### Work required
Copy the lines below as they are; omit the images they contain.

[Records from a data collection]

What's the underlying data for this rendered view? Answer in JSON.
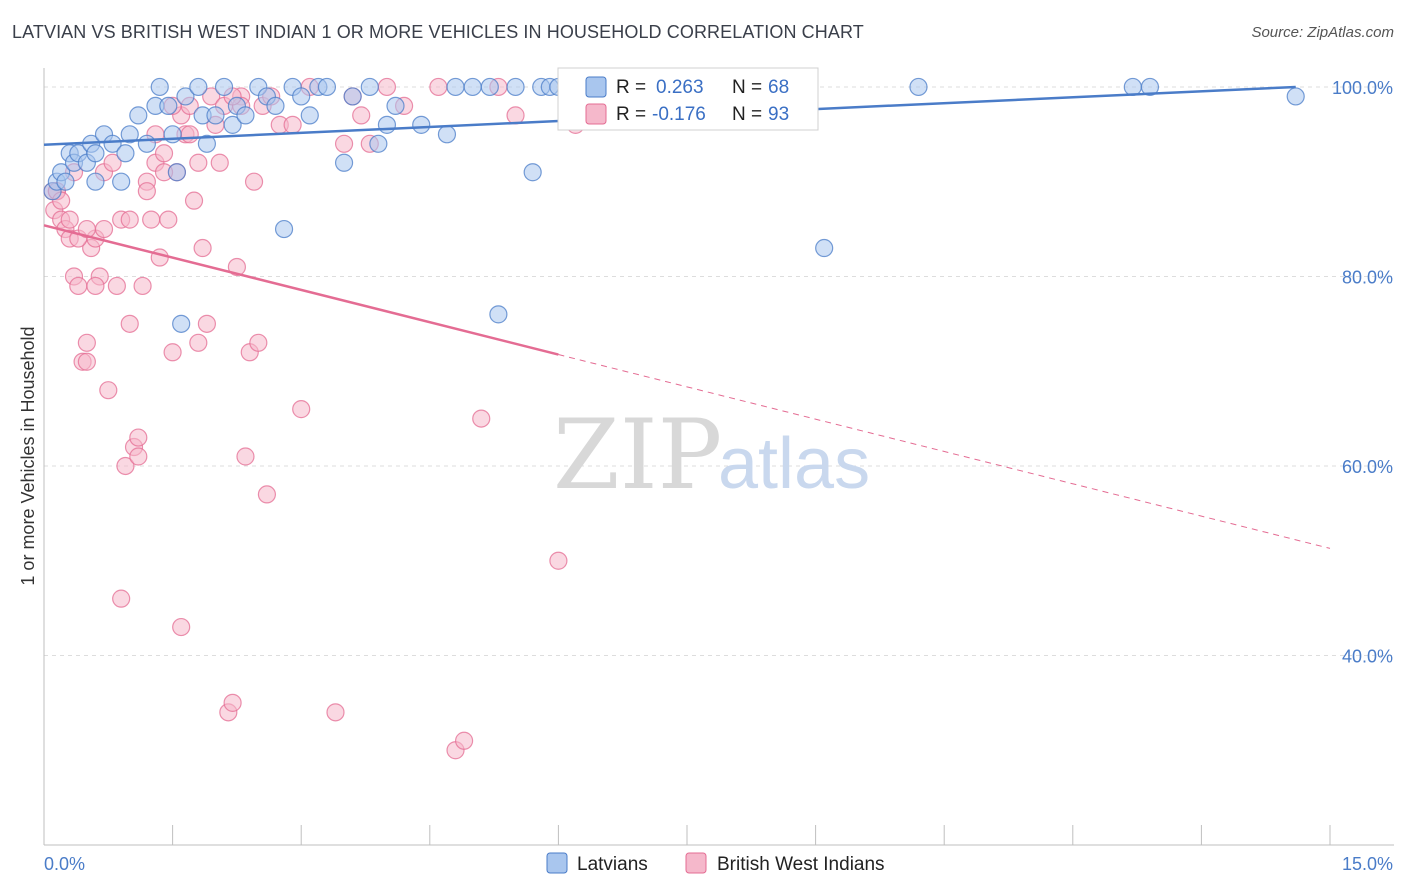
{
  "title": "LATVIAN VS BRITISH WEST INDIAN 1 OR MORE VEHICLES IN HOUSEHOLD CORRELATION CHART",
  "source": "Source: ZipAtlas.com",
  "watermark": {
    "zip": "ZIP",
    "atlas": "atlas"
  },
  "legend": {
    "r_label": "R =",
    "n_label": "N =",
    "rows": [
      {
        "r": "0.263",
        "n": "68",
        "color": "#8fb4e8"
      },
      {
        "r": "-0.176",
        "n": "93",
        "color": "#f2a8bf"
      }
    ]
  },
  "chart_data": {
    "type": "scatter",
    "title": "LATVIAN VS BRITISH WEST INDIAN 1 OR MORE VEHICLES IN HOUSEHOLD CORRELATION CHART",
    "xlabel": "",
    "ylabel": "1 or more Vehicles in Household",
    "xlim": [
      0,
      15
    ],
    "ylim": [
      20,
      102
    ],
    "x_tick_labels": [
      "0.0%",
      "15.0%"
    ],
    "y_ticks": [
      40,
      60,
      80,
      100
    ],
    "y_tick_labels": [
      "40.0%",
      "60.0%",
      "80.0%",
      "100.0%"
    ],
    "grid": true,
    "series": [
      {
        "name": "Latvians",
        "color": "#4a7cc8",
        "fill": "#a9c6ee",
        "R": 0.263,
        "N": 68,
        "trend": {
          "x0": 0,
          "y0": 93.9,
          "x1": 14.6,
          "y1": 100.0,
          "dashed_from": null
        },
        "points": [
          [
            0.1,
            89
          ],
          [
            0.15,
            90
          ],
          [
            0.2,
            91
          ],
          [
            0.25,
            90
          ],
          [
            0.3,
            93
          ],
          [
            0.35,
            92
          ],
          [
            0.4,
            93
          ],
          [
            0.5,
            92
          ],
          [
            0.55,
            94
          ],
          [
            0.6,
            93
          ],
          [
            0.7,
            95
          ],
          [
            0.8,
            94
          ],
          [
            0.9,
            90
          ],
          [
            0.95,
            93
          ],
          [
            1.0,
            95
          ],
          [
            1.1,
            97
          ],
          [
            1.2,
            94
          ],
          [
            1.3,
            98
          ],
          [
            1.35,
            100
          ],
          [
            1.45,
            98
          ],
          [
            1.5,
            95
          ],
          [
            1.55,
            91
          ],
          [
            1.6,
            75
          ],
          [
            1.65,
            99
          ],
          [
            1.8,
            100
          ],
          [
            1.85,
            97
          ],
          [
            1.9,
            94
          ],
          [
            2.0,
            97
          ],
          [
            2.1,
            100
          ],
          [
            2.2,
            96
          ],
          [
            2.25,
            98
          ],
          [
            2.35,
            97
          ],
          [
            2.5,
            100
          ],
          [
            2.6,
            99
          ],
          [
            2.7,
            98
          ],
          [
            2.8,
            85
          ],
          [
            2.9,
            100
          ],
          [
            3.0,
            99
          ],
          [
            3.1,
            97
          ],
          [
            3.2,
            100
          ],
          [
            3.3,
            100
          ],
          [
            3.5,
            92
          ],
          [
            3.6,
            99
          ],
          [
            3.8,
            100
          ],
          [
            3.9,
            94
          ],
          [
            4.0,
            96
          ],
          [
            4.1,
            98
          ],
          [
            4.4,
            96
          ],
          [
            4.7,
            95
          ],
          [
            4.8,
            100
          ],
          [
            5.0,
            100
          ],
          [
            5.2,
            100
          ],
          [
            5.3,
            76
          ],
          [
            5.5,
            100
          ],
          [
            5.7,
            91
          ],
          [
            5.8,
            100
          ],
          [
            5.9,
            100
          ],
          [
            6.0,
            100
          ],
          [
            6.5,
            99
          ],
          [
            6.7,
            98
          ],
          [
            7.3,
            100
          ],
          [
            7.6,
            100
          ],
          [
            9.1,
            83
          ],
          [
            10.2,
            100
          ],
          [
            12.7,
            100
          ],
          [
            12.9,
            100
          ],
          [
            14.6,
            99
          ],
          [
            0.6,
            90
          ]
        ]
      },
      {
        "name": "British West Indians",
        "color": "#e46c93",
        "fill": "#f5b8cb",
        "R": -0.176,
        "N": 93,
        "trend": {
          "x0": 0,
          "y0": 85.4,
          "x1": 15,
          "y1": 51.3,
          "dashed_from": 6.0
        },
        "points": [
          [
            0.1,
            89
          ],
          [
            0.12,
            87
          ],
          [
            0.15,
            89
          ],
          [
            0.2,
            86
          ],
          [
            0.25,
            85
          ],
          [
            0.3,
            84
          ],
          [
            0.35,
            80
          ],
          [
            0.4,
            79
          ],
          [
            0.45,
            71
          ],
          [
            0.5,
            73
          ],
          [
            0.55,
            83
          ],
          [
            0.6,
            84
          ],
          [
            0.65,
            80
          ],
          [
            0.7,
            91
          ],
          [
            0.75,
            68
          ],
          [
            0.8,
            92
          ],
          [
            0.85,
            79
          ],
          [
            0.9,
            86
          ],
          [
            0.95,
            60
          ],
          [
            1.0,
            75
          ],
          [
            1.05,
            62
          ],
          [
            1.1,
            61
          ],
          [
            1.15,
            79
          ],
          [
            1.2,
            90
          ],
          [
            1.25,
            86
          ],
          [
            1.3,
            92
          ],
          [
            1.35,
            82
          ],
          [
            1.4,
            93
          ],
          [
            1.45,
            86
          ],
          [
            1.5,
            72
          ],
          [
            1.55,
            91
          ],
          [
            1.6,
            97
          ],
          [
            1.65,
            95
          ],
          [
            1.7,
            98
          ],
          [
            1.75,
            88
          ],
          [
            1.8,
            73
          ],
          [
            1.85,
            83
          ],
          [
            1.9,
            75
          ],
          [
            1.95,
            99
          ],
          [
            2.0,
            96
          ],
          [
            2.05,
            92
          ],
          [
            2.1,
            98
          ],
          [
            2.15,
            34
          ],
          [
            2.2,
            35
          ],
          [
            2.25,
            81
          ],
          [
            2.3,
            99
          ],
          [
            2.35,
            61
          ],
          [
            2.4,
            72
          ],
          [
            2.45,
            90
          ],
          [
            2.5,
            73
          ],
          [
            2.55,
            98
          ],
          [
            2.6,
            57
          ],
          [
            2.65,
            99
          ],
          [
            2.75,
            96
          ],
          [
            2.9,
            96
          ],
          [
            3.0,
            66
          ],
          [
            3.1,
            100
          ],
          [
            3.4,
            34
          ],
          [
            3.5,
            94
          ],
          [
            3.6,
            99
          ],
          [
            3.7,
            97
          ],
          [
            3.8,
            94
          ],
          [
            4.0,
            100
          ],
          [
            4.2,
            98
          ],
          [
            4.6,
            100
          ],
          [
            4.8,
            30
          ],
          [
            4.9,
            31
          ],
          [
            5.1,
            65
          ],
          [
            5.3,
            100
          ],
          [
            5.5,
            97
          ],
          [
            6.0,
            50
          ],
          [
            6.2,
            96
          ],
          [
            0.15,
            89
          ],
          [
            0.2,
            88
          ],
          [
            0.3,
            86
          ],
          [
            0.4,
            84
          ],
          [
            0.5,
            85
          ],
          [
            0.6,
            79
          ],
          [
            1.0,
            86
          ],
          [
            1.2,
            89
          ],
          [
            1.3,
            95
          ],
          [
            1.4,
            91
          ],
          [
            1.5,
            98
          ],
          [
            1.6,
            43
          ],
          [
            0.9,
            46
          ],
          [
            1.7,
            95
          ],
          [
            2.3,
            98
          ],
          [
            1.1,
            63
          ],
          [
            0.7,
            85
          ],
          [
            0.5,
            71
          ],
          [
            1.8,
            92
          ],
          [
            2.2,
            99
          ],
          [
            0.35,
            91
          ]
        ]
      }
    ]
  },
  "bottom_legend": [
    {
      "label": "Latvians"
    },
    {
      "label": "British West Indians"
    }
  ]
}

### Exercise answer
What's the underlying data for this rendered view? Answer in JSON.
{
  "title": "LATVIAN VS BRITISH WEST INDIAN 1 OR MORE VEHICLES IN HOUSEHOLD CORRELATION CHART",
  "source": "Source: ZipAtlas.com",
  "watermark": {
    "zip": "ZIP",
    "atlas": "atlas"
  },
  "legend": {
    "r_label": "R =",
    "n_label": "N =",
    "rows": [
      {
        "r": "0.263",
        "n": "68",
        "color": "#8fb4e8"
      },
      {
        "r": "-0.176",
        "n": "93",
        "color": "#f2a8bf"
      }
    ]
  },
  "chart_data": {
    "type": "scatter",
    "title": "LATVIAN VS BRITISH WEST INDIAN 1 OR MORE VEHICLES IN HOUSEHOLD CORRELATION CHART",
    "xlabel": "",
    "ylabel": "1 or more Vehicles in Household",
    "xlim": [
      0,
      15
    ],
    "ylim": [
      20,
      102
    ],
    "x_tick_labels": [
      "0.0%",
      "15.0%"
    ],
    "y_ticks": [
      40,
      60,
      80,
      100
    ],
    "y_tick_labels": [
      "40.0%",
      "60.0%",
      "80.0%",
      "100.0%"
    ],
    "grid": true,
    "series": [
      {
        "name": "Latvians",
        "color": "#4a7cc8",
        "fill": "#a9c6ee",
        "R": 0.263,
        "N": 68,
        "trend": {
          "x0": 0,
          "y0": 93.9,
          "x1": 14.6,
          "y1": 100.0,
          "dashed_from": null
        },
        "points": [
          [
            0.1,
            89
          ],
          [
            0.15,
            90
          ],
          [
            0.2,
            91
          ],
          [
            0.25,
            90
          ],
          [
            0.3,
            93
          ],
          [
            0.35,
            92
          ],
          [
            0.4,
            93
          ],
          [
            0.5,
            92
          ],
          [
            0.55,
            94
          ],
          [
            0.6,
            93
          ],
          [
            0.7,
            95
          ],
          [
            0.8,
            94
          ],
          [
            0.9,
            90
          ],
          [
            0.95,
            93
          ],
          [
            1.0,
            95
          ],
          [
            1.1,
            97
          ],
          [
            1.2,
            94
          ],
          [
            1.3,
            98
          ],
          [
            1.35,
            100
          ],
          [
            1.45,
            98
          ],
          [
            1.5,
            95
          ],
          [
            1.55,
            91
          ],
          [
            1.6,
            75
          ],
          [
            1.65,
            99
          ],
          [
            1.8,
            100
          ],
          [
            1.85,
            97
          ],
          [
            1.9,
            94
          ],
          [
            2.0,
            97
          ],
          [
            2.1,
            100
          ],
          [
            2.2,
            96
          ],
          [
            2.25,
            98
          ],
          [
            2.35,
            97
          ],
          [
            2.5,
            100
          ],
          [
            2.6,
            99
          ],
          [
            2.7,
            98
          ],
          [
            2.8,
            85
          ],
          [
            2.9,
            100
          ],
          [
            3.0,
            99
          ],
          [
            3.1,
            97
          ],
          [
            3.2,
            100
          ],
          [
            3.3,
            100
          ],
          [
            3.5,
            92
          ],
          [
            3.6,
            99
          ],
          [
            3.8,
            100
          ],
          [
            3.9,
            94
          ],
          [
            4.0,
            96
          ],
          [
            4.1,
            98
          ],
          [
            4.4,
            96
          ],
          [
            4.7,
            95
          ],
          [
            4.8,
            100
          ],
          [
            5.0,
            100
          ],
          [
            5.2,
            100
          ],
          [
            5.3,
            76
          ],
          [
            5.5,
            100
          ],
          [
            5.7,
            91
          ],
          [
            5.8,
            100
          ],
          [
            5.9,
            100
          ],
          [
            6.0,
            100
          ],
          [
            6.5,
            99
          ],
          [
            6.7,
            98
          ],
          [
            7.3,
            100
          ],
          [
            7.6,
            100
          ],
          [
            9.1,
            83
          ],
          [
            10.2,
            100
          ],
          [
            12.7,
            100
          ],
          [
            12.9,
            100
          ],
          [
            14.6,
            99
          ],
          [
            0.6,
            90
          ]
        ]
      },
      {
        "name": "British West Indians",
        "color": "#e46c93",
        "fill": "#f5b8cb",
        "R": -0.176,
        "N": 93,
        "trend": {
          "x0": 0,
          "y0": 85.4,
          "x1": 15,
          "y1": 51.3,
          "dashed_from": 6.0
        },
        "points": [
          [
            0.1,
            89
          ],
          [
            0.12,
            87
          ],
          [
            0.15,
            89
          ],
          [
            0.2,
            86
          ],
          [
            0.25,
            85
          ],
          [
            0.3,
            84
          ],
          [
            0.35,
            80
          ],
          [
            0.4,
            79
          ],
          [
            0.45,
            71
          ],
          [
            0.5,
            73
          ],
          [
            0.55,
            83
          ],
          [
            0.6,
            84
          ],
          [
            0.65,
            80
          ],
          [
            0.7,
            91
          ],
          [
            0.75,
            68
          ],
          [
            0.8,
            92
          ],
          [
            0.85,
            79
          ],
          [
            0.9,
            86
          ],
          [
            0.95,
            60
          ],
          [
            1.0,
            75
          ],
          [
            1.05,
            62
          ],
          [
            1.1,
            61
          ],
          [
            1.15,
            79
          ],
          [
            1.2,
            90
          ],
          [
            1.25,
            86
          ],
          [
            1.3,
            92
          ],
          [
            1.35,
            82
          ],
          [
            1.4,
            93
          ],
          [
            1.45,
            86
          ],
          [
            1.5,
            72
          ],
          [
            1.55,
            91
          ],
          [
            1.6,
            97
          ],
          [
            1.65,
            95
          ],
          [
            1.7,
            98
          ],
          [
            1.75,
            88
          ],
          [
            1.8,
            73
          ],
          [
            1.85,
            83
          ],
          [
            1.9,
            75
          ],
          [
            1.95,
            99
          ],
          [
            2.0,
            96
          ],
          [
            2.05,
            92
          ],
          [
            2.1,
            98
          ],
          [
            2.15,
            34
          ],
          [
            2.2,
            35
          ],
          [
            2.25,
            81
          ],
          [
            2.3,
            99
          ],
          [
            2.35,
            61
          ],
          [
            2.4,
            72
          ],
          [
            2.45,
            90
          ],
          [
            2.5,
            73
          ],
          [
            2.55,
            98
          ],
          [
            2.6,
            57
          ],
          [
            2.65,
            99
          ],
          [
            2.75,
            96
          ],
          [
            2.9,
            96
          ],
          [
            3.0,
            66
          ],
          [
            3.1,
            100
          ],
          [
            3.4,
            34
          ],
          [
            3.5,
            94
          ],
          [
            3.6,
            99
          ],
          [
            3.7,
            97
          ],
          [
            3.8,
            94
          ],
          [
            4.0,
            100
          ],
          [
            4.2,
            98
          ],
          [
            4.6,
            100
          ],
          [
            4.8,
            30
          ],
          [
            4.9,
            31
          ],
          [
            5.1,
            65
          ],
          [
            5.3,
            100
          ],
          [
            5.5,
            97
          ],
          [
            6.0,
            50
          ],
          [
            6.2,
            96
          ],
          [
            0.15,
            89
          ],
          [
            0.2,
            88
          ],
          [
            0.3,
            86
          ],
          [
            0.4,
            84
          ],
          [
            0.5,
            85
          ],
          [
            0.6,
            79
          ],
          [
            1.0,
            86
          ],
          [
            1.2,
            89
          ],
          [
            1.3,
            95
          ],
          [
            1.4,
            91
          ],
          [
            1.5,
            98
          ],
          [
            1.6,
            43
          ],
          [
            0.9,
            46
          ],
          [
            1.7,
            95
          ],
          [
            2.3,
            98
          ],
          [
            1.1,
            63
          ],
          [
            0.7,
            85
          ],
          [
            0.5,
            71
          ],
          [
            1.8,
            92
          ],
          [
            2.2,
            99
          ],
          [
            0.35,
            91
          ]
        ]
      }
    ]
  },
  "bottom_legend": [
    {
      "label": "Latvians"
    },
    {
      "label": "British West Indians"
    }
  ]
}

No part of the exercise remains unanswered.